Could you repeat the records below exactly, leaving out any pictures?

> Information supplied:
○ ○ ○ ○ ○ ○ ○
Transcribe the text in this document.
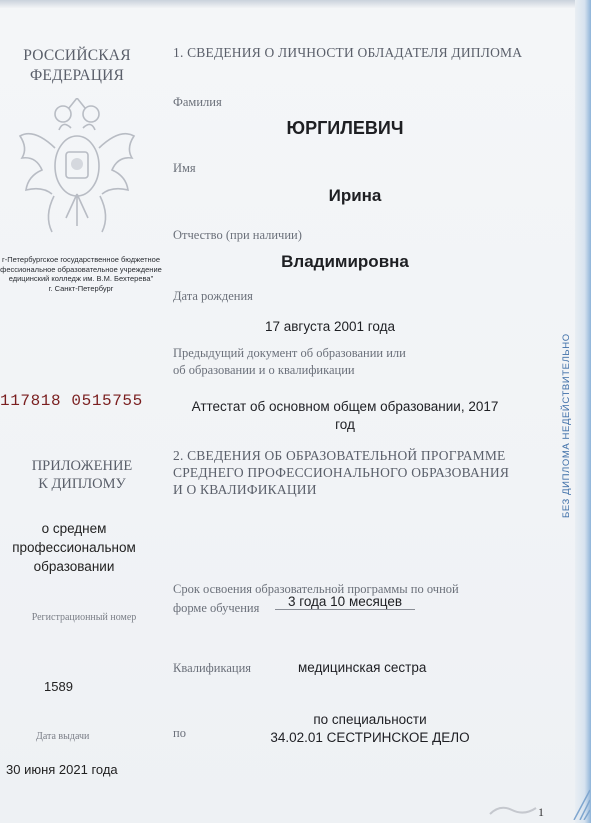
РОССИЙСКАЯ
ФЕДЕРАЦИЯ
г-Петербургское государственное бюджетное
фессиональное образовательное учреждение
едицинский колледж им. В.М. Бехтерева"
г. Санкт-Петербург
117818 0515755
ПРИЛОЖЕНИЕ
К ДИПЛОМУ
о среднем
профессиональном
образовании
Регистрационный номер
1589
Дата выдачи
30 июня 2021 года
1. СВЕДЕНИЯ О ЛИЧНОСТИ ОБЛАДАТЕЛЯ ДИПЛОМА
Фамилия
ЮРГИЛЕВИЧ
Имя
Ирина
Отчество (при наличии)
Владимировна
Дата рождения
17 августа 2001 года
Предыдущий документ об образовании или
об образовании и о квалификации
Аттестат об основном общем образовании, 2017
год
2. СВЕДЕНИЯ ОБ ОБРАЗОВАТЕЛЬНОЙ ПРОГРАММЕ
СРЕДНЕГО ПРОФЕССИОНАЛЬНОГО ОБРАЗОВАНИЯ
И О КВАЛИФИКАЦИИ
Срок освоения образовательной программы по очной
форме обучения	3 года 10 месяцев
Квалификация	медицинская сестра
по
по специальности
34.02.01 СЕСТРИНСКОЕ ДЕЛО
БЕЗ ДИПЛОМА НЕДЕЙСТВИТЕЛЬНО
1
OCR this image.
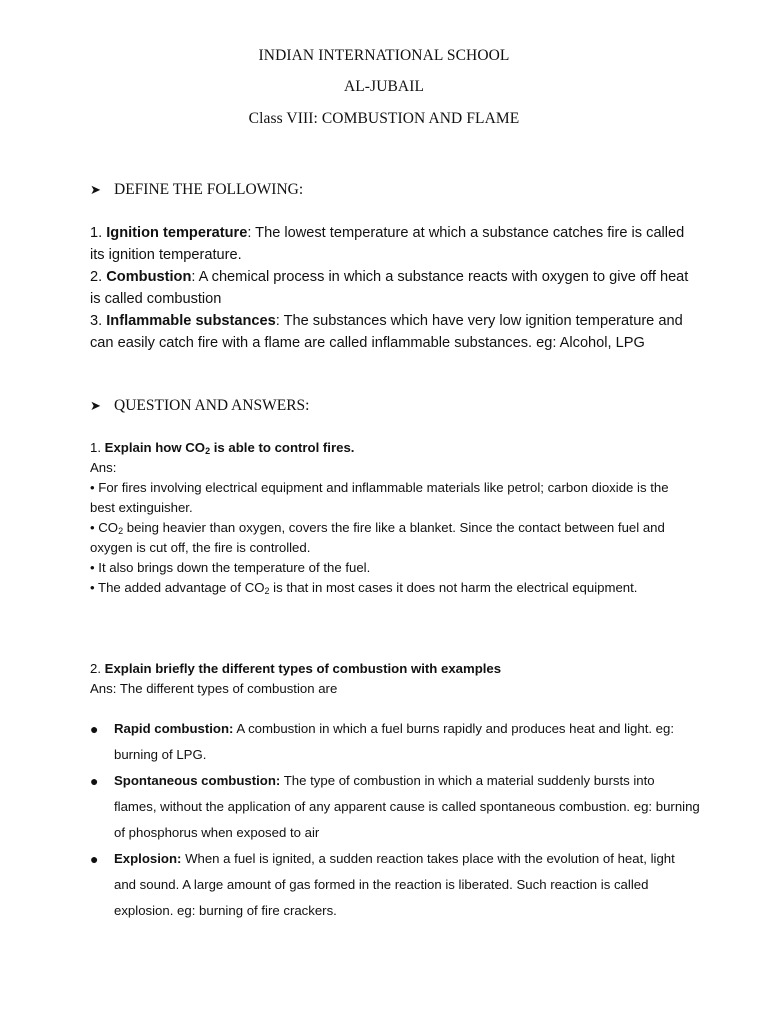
INDIAN INTERNATIONAL SCHOOL
AL-JUBAIL
Class VIII: COMBUSTION AND FLAME
➤ DEFINE THE FOLLOWING:

1. Ignition temperature: The lowest temperature at which a substance catches fire is called its ignition temperature.

2. Combustion: A chemical process in which a substance reacts with oxygen to give off heat is called combustion

3. Inflammable substances: The substances which have very low ignition temperature and can easily catch fire with a flame are called inflammable substances. eg: Alcohol, LPG

➤ QUESTION AND ANSWERS:

1. Explain how $CO_2$ is able to control fires.

Ans:

• For fires involving electrical equipment and inflammable materials like petrol; carbon dioxide is the best extinguisher.

• $CO_2$ being heavier than oxygen, covers the fire like a blanket. Since the contact between fuel and oxygen is cut off, the fire is controlled.

• It also brings down the temperature of the fuel.

• The added advantage of $CO_2$ is that in most cases it does not harm the electrical equipment.

2. Explain briefly the different types of combustion with examples

Ans: The different types of combustion are

● Rapid combustion: A combustion in which a fuel burns rapidly and produces heat and light. eg: burning of LPG.
● Spontaneous combustion: The type of combustion in which a material suddenly bursts into flames, without the application of any apparent cause is called spontaneous combustion. eg: burning of phosphorus when exposed to air
● Explosion: When a fuel is ignited, a sudden reaction takes place with the evolution of heat, light and sound. A large amount of gas formed in the reaction is liberated. Such reaction is called explosion. eg: burning of fire crackers.
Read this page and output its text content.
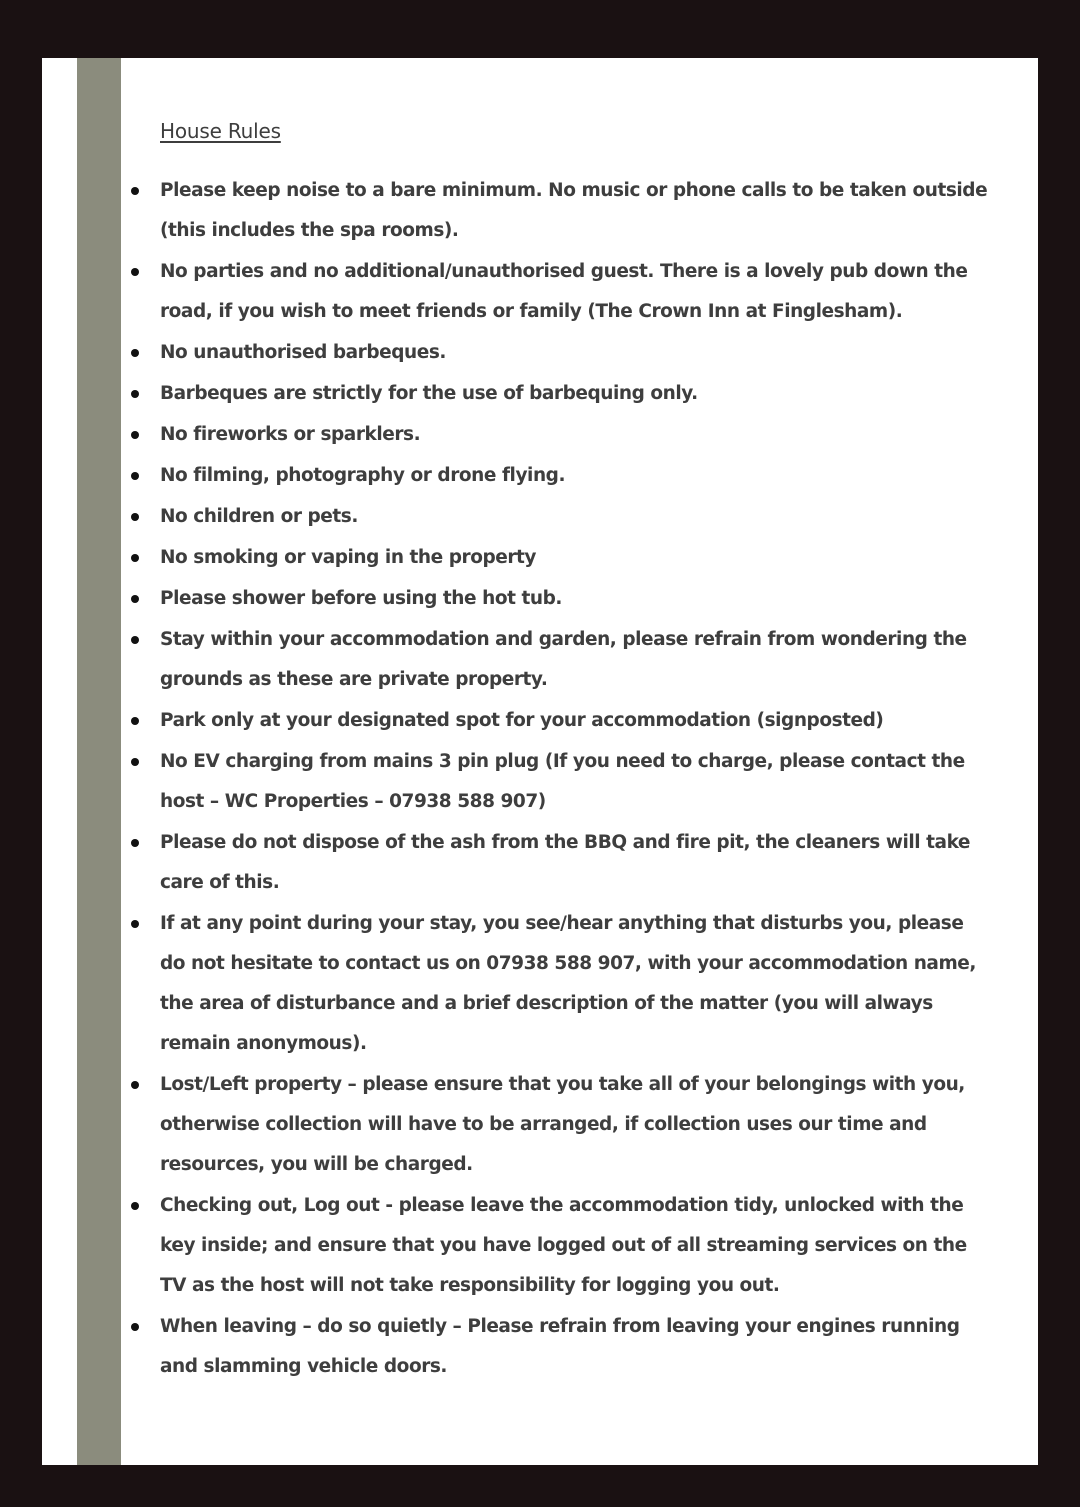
House Rules
Please keep noise to a bare minimum. No music or phone calls to be taken outside (this includes the spa rooms).
No parties and no additional/unauthorised guest. There is a lovely pub down the road, if you wish to meet friends or family (The Crown Inn at Finglesham).
No unauthorised barbeques.
Barbeques are strictly for the use of barbequing only.
No fireworks or sparklers.
No filming, photography or drone flying.
No children or pets.
No smoking or vaping in the property
Please shower before using the hot tub.
Stay within your accommodation and garden, please refrain from wondering the grounds as these are private property.
Park only at your designated spot for your accommodation (signposted)
No EV charging from mains 3 pin plug (If you need to charge, please contact the host – WC Properties – 07938 588 907)
Please do not dispose of the ash from the BBQ and fire pit, the cleaners will take care of this.
If at any point during your stay, you see/hear anything that disturbs you, please do not hesitate to contact us on 07938 588 907, with your accommodation name, the area of disturbance and a brief description of the matter (you will always remain anonymous).
Lost/Left property – please ensure that you take all of your belongings with you, otherwise collection will have to be arranged, if collection uses our time and resources, you will be charged.
Checking out, Log out - please leave the accommodation tidy, unlocked with the key inside; and ensure that you have logged out of all streaming services on the TV as the host will not take responsibility for logging you out.
When leaving – do so quietly – Please refrain from leaving your engines running and slamming vehicle doors.
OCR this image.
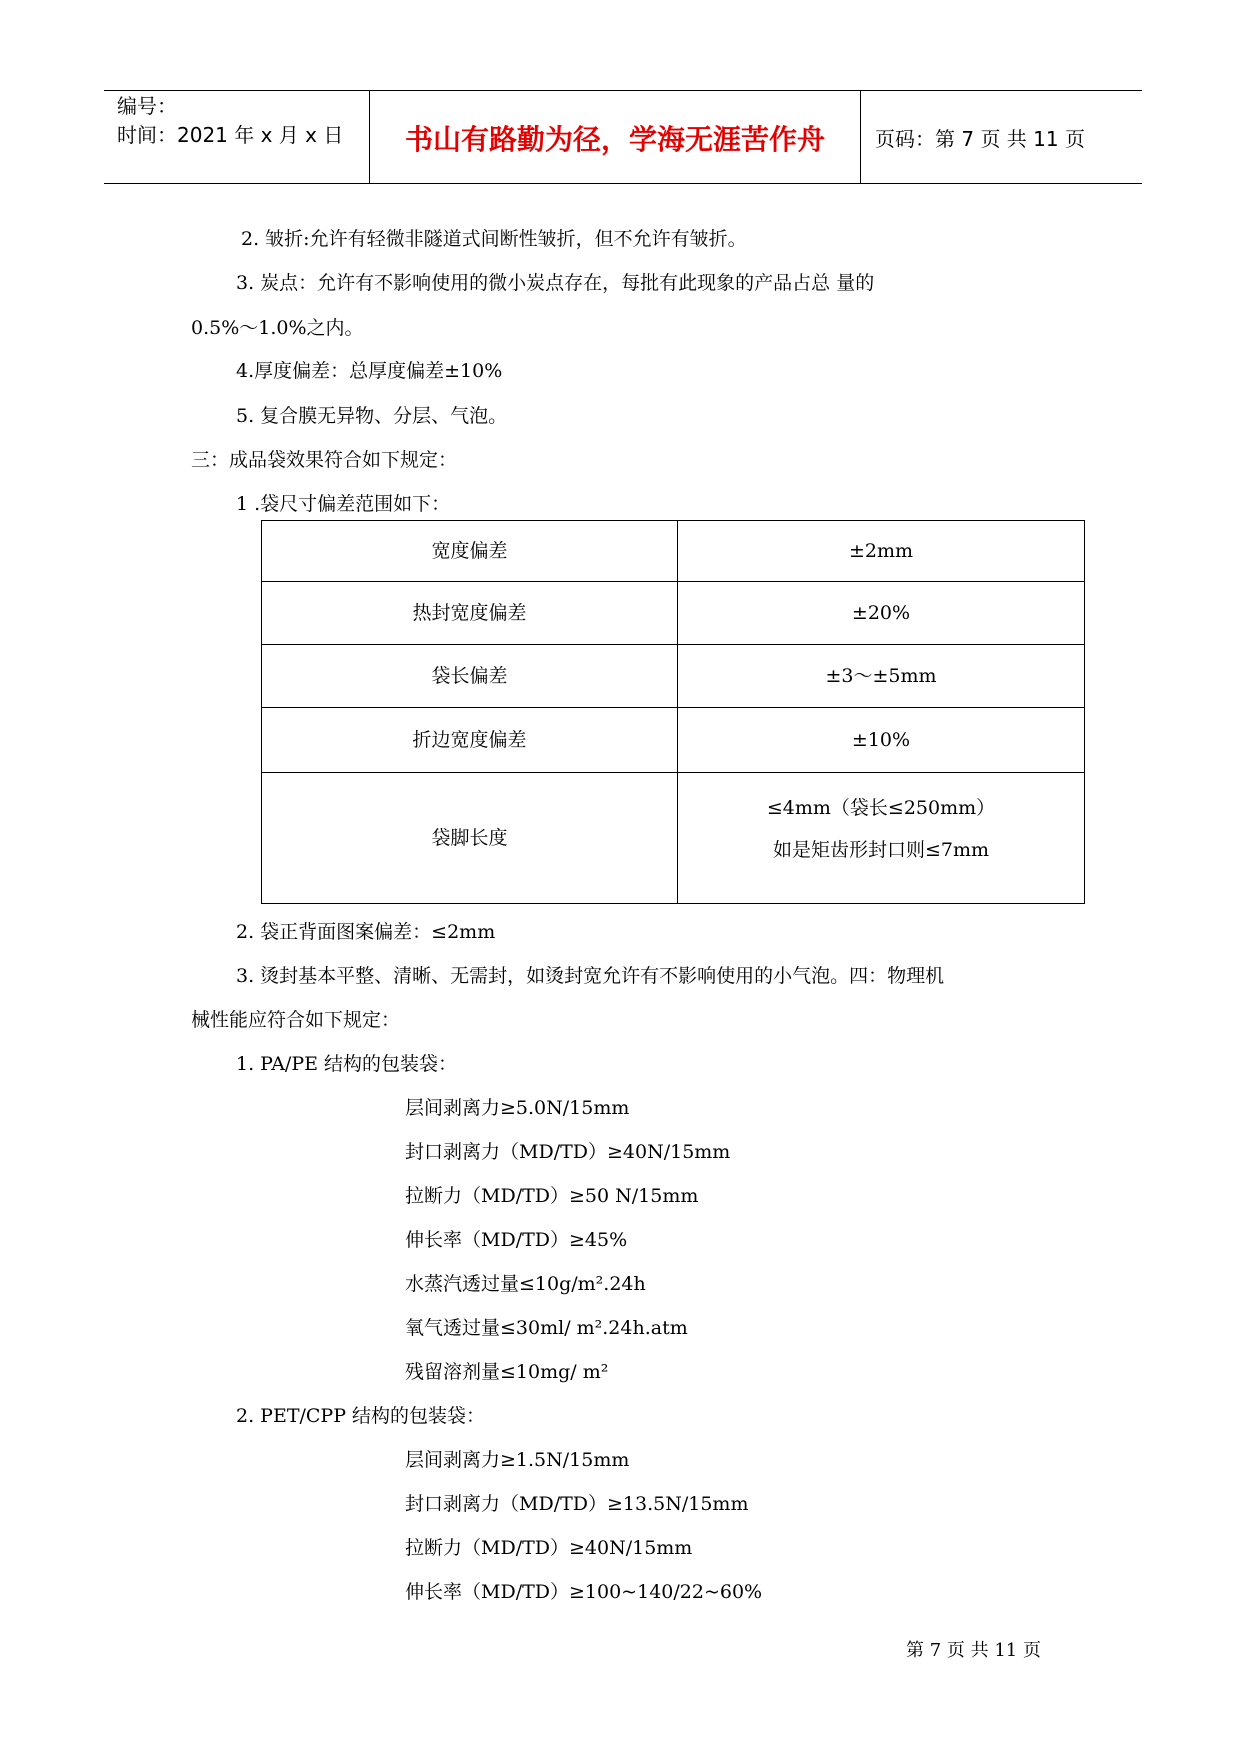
编号：
时间：2021 年 x 月 x 日	书山有路勤为径，学海无涯苦作舟	页码：第 7 页 共 11 页
2. 皱折:允许有轻微非隧道式间断性皱折，但不允许有皱折。
3. 炭点：允许有不影响使用的微小炭点存在，每批有此现象的产品占总 量的
0.5%～1.0%之内。
4.厚度偏差：总厚度偏差±10%
5. 复合膜无异物、分层、气泡。
三：成品袋效果符合如下规定：
1 .袋尺寸偏差范围如下：
宽度偏差	±2mm
热封宽度偏差	±20%
袋长偏差	±3～±5mm
折边宽度偏差	±10%
袋脚长度	≤4mm（袋长≤250mm）
如是矩齿形封口则≤7mm
2. 袋正背面图案偏差：≤2mm
3. 烫封基本平整、清晰、无需封，如烫封宽允许有不影响使用的小气泡。四：物理机
械性能应符合如下规定：
1. PA/PE 结构的包装袋：
层间剥离力≥5.0N/15mm
封口剥离力（MD/TD）≥40N/15mm
拉断力（MD/TD）≥50 N/15mm
伸长率（MD/TD）≥45%
水蒸汽透过量≤10g/m².24h
氧气透过量≤30ml/ m².24h.atm
残留溶剂量≤10mg/ m²
2. PET/CPP 结构的包装袋：
层间剥离力≥1.5N/15mm
封口剥离力（MD/TD）≥13.5N/15mm
拉断力（MD/TD）≥40N/15mm
伸长率（MD/TD）≥100~140/22~60%
第 7 页 共 11 页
○ ○ ○ ○ ○ ○ ○
> Final result:
Transcribe the text in this document.
РОССИЙСКАЯ
ФЕДЕРАЦИЯ
г-Петербургское государственное бюджетное
фессиональное образовательное учреждение
едицинский колледж им. В.М. Бехтерева"
г. Санкт-Петербург
117818 0515755
ПРИЛОЖЕНИЕ
К ДИПЛОМУ
о среднем
профессиональном
образовании
Регистрационный номер
1589
Дата выдачи
30 июня 2021 года
1. СВЕДЕНИЯ О ЛИЧНОСТИ ОБЛАДАТЕЛЯ ДИПЛОМА
Фамилия
ЮРГИЛЕВИЧ
Имя
Ирина
Отчество (при наличии)
Владимировна
Дата рождения
17 августа 2001 года
Предыдущий документ об образовании или
об образовании и о квалификации
Аттестат об основном общем образовании, 2017
год
2. СВЕДЕНИЯ ОБ ОБРАЗОВАТЕЛЬНОЙ ПРОГРАММЕ
СРЕДНЕГО ПРОФЕССИОНАЛЬНОГО ОБРАЗОВАНИЯ
И О КВАЛИФИКАЦИИ
Срок освоения образовательной программы по очной
форме обучения	3 года 10 месяцев
Квалификация	медицинская сестра
по
по специальности
34.02.01 СЕСТРИНСКОЕ ДЕЛО
БЕЗ ДИПЛОМА НЕДЕЙСТВИТЕЛЬНО
1
OCR this image.
INDIAN INTERNATIONAL SCHOOL
AL-JUBAIL
Class VIII: COMBUSTION AND FLAME
➤ DEFINE THE FOLLOWING:

1. Ignition temperature: The lowest temperature at which a substance catches fire is called its ignition temperature.

2. Combustion: A chemical process in which a substance reacts with oxygen to give off heat is called combustion

3. Inflammable substances: The substances which have very low ignition temperature and can easily catch fire with a flame are called inflammable substances. eg: Alcohol, LPG

➤ QUESTION AND ANSWERS:

1. Explain how $CO_2$ is able to control fires.

Ans:

• For fires involving electrical equipment and inflammable materials like petrol; carbon dioxide is the best extinguisher.

• $CO_2$ being heavier than oxygen, covers the fire like a blanket. Since the contact between fuel and oxygen is cut off, the fire is controlled.

• It also brings down the temperature of the fuel.

• The added advantage of $CO_2$ is that in most cases it does not harm the electrical equipment.

2. Explain briefly the different types of combustion with examples

Ans: The different types of combustion are

● Rapid combustion: A combustion in which a fuel burns rapidly and produces heat and light. eg: burning of LPG.
● Spontaneous combustion: The type of combustion in which a material suddenly bursts into flames, without the application of any apparent cause is called spontaneous combustion. eg: burning of phosphorus when exposed to air
● Explosion: When a fuel is ignited, a sudden reaction takes place with the evolution of heat, light and sound. A large amount of gas formed in the reaction is liberated. Such reaction is called explosion. eg: burning of fire crackers.
Read this page and output its text content.
House Rules
Please keep noise to a bare minimum. No music or phone calls to be taken outside (this includes the spa rooms).
No parties and no additional/unauthorised guest. There is a lovely pub down the road, if you wish to meet friends or family (The Crown Inn at Finglesham).
No unauthorised barbeques.
Barbeques are strictly for the use of barbequing only.
No fireworks or sparklers.
No filming, photography or drone flying.
No children or pets.
No smoking or vaping in the property
Please shower before using the hot tub.
Stay within your accommodation and garden, please refrain from wondering the grounds as these are private property.
Park only at your designated spot for your accommodation (signposted)
No EV charging from mains 3 pin plug (If you need to charge, please contact the host – WC Properties – 07938 588 907)
Please do not dispose of the ash from the BBQ and fire pit, the cleaners will take care of this.
If at any point during your stay, you see/hear anything that disturbs you, please do not hesitate to contact us on 07938 588 907, with your accommodation name, the area of disturbance and a brief description of the matter (you will always remain anonymous).
Lost/Left property – please ensure that you take all of your belongings with you, otherwise collection will have to be arranged, if collection uses our time and resources, you will be charged.
Checking out, Log out - please leave the accommodation tidy, unlocked with the key inside; and ensure that you have logged out of all streaming services on the TV as the host will not take responsibility for logging you out.
When leaving – do so quietly – Please refrain from leaving your engines running and slamming vehicle doors.
OCR this image.
编号：
时间：2021 年 x 月 x 日	书山有路勤为径，学海无涯苦作舟	页码：第 7 页 共 11 页
2. 皱折:允许有轻微非隧道式间断性皱折，但不允许有皱折。
3. 炭点：允许有不影响使用的微小炭点存在，每批有此现象的产品占总 量的
0.5%～1.0%之内。
4.厚度偏差：总厚度偏差±10%
5. 复合膜无异物、分层、气泡。
三：成品袋效果符合如下规定：
1 .袋尺寸偏差范围如下：
宽度偏差	±2mm
热封宽度偏差	±20%
袋长偏差	±3～±5mm
折边宽度偏差	±10%
袋脚长度	≤4mm（袋长≤250mm）
如是矩齿形封口则≤7mm
2. 袋正背面图案偏差：≤2mm
3. 烫封基本平整、清晰、无需封，如烫封宽允许有不影响使用的小气泡。四：物理机
械性能应符合如下规定：
1. PA/PE 结构的包装袋：
层间剥离力≥5.0N/15mm
封口剥离力（MD/TD）≥40N/15mm
拉断力（MD/TD）≥50 N/15mm
伸长率（MD/TD）≥45%
水蒸汽透过量≤10g/m².24h
氧气透过量≤30ml/ m².24h.atm
残留溶剂量≤10mg/ m²
2. PET/CPP 结构的包装袋：
层间剥离力≥1.5N/15mm
封口剥离力（MD/TD）≥13.5N/15mm
拉断力（MD/TD）≥40N/15mm
伸长率（MD/TD）≥100~140/22~60%
第 7 页 共 11 页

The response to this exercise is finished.